(Data items)
_ _ _ _

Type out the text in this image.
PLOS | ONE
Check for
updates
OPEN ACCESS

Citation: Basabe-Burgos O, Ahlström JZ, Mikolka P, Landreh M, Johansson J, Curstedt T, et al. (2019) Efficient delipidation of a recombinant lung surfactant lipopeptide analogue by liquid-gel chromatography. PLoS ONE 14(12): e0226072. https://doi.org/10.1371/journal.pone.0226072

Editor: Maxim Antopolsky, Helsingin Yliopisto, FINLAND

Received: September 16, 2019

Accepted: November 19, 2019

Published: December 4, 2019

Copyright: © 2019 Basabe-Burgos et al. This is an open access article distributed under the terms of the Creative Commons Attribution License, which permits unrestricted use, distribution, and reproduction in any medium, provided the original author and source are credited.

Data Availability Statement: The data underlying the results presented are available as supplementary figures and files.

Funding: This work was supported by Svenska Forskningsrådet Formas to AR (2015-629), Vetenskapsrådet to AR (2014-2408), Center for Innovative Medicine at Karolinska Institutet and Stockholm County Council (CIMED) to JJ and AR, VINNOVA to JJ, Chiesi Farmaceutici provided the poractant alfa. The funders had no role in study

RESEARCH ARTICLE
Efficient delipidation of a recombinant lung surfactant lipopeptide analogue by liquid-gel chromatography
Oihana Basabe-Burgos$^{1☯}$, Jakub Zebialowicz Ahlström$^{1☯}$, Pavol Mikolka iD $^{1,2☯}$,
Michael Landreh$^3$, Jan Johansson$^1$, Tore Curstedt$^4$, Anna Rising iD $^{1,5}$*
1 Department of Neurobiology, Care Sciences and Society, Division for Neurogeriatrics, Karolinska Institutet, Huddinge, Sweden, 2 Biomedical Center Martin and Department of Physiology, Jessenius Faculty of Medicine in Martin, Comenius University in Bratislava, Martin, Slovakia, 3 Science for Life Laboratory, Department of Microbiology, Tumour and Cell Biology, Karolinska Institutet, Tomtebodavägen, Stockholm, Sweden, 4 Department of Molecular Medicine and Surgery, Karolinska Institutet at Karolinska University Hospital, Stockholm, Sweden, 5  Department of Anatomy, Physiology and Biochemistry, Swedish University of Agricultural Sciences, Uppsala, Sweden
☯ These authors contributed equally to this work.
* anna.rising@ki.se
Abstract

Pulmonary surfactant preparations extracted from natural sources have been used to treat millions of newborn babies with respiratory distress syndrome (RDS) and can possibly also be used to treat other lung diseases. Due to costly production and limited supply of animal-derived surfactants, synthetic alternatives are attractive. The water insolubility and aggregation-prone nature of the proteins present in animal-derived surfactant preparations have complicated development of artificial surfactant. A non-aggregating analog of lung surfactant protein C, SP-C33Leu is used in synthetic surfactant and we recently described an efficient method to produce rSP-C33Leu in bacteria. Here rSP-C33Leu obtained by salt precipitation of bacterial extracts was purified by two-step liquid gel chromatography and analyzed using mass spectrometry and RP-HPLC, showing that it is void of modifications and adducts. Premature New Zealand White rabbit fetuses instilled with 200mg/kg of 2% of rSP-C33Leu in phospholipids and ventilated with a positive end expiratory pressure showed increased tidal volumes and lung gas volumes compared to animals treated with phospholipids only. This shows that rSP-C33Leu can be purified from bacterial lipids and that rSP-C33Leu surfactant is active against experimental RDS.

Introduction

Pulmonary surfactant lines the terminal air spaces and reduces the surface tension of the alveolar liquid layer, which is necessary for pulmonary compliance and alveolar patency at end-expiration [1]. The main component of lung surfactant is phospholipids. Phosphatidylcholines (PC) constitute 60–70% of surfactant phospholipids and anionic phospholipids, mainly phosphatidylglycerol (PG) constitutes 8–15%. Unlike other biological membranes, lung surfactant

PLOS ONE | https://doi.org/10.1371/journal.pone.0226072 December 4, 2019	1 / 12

_ _ _ _

The expected output is an exact copy of all the records above.

## RESPONSE BOX
Type out the text in this image.
PLOS | ONE
Check for
updates
OPEN ACCESS

Citation: Basabe-Burgos O, Ahlström JZ, Mikolka P, Landreh M, Johansson J, Curstedt T, et al. (2019) Efficient delipidation of a recombinant lung surfactant lipopeptide analogue by liquid-gel chromatography. PLoS ONE 14(12): e0226072. https://doi.org/10.1371/journal.pone.0226072

Editor: Maxim Antopolsky, Helsingin Yliopisto, FINLAND

Received: September 16, 2019

Accepted: November 19, 2019

Published: December 4, 2019

Copyright: © 2019 Basabe-Burgos et al. This is an open access article distributed under the terms of the Creative Commons Attribution License, which permits unrestricted use, distribution, and reproduction in any medium, provided the original author and source are credited.

Data Availability Statement: The data underlying the results presented are available as supplementary figures and files.

Funding: This work was supported by Svenska Forskningsrådet Formas to AR (2015-629), Vetenskapsrådet to AR (2014-2408), Center for Innovative Medicine at Karolinska Institutet and Stockholm County Council (CIMED) to JJ and AR, VINNOVA to JJ, Chiesi Farmaceutici provided the poractant alfa. The funders had no role in study

RESEARCH ARTICLE
Efficient delipidation of a recombinant lung surfactant lipopeptide analogue by liquid-gel chromatography
Oihana Basabe-Burgos$^{1☯}$, Jakub Zebialowicz Ahlström$^{1☯}$, Pavol Mikolka iD $^{1,2☯}$,
Michael Landreh$^3$, Jan Johansson$^1$, Tore Curstedt$^4$, Anna Rising iD $^{1,5}$*
1 Department of Neurobiology, Care Sciences and Society, Division for Neurogeriatrics, Karolinska Institutet, Huddinge, Sweden, 2 Biomedical Center Martin and Department of Physiology, Jessenius Faculty of Medicine in Martin, Comenius University in Bratislava, Martin, Slovakia, 3 Science for Life Laboratory, Department of Microbiology, Tumour and Cell Biology, Karolinska Institutet, Tomtebodavägen, Stockholm, Sweden, 4 Department of Molecular Medicine and Surgery, Karolinska Institutet at Karolinska University Hospital, Stockholm, Sweden, 5  Department of Anatomy, Physiology and Biochemistry, Swedish University of Agricultural Sciences, Uppsala, Sweden
☯ These authors contributed equally to this work.
* anna.rising@ki.se
Abstract

Pulmonary surfactant preparations extracted from natural sources have been used to treat millions of newborn babies with respiratory distress syndrome (RDS) and can possibly also be used to treat other lung diseases. Due to costly production and limited supply of animal-derived surfactants, synthetic alternatives are attractive. The water insolubility and aggregation-prone nature of the proteins present in animal-derived surfactant preparations have complicated development of artificial surfactant. A non-aggregating analog of lung surfactant protein C, SP-C33Leu is used in synthetic surfactant and we recently described an efficient method to produce rSP-C33Leu in bacteria. Here rSP-C33Leu obtained by salt precipitation of bacterial extracts was purified by two-step liquid gel chromatography and analyzed using mass spectrometry and RP-HPLC, showing that it is void of modifications and adducts. Premature New Zealand White rabbit fetuses instilled with 200mg/kg of 2% of rSP-C33Leu in phospholipids and ventilated with a positive end expiratory pressure showed increased tidal volumes and lung gas volumes compared to animals treated with phospholipids only. This shows that rSP-C33Leu can be purified from bacterial lipids and that rSP-C33Leu surfactant is active against experimental RDS.

Introduction

Pulmonary surfactant lines the terminal air spaces and reduces the surface tension of the alveolar liquid layer, which is necessary for pulmonary compliance and alveolar patency at end-expiration [1]. The main component of lung surfactant is phospholipids. Phosphatidylcholines (PC) constitute 60–70% of surfactant phospholipids and anionic phospholipids, mainly phosphatidylglycerol (PG) constitutes 8–15%. Unlike other biological membranes, lung surfactant

PLOS ONE | https://doi.org/10.1371/journal.pone.0226072 December 4, 2019	1 / 12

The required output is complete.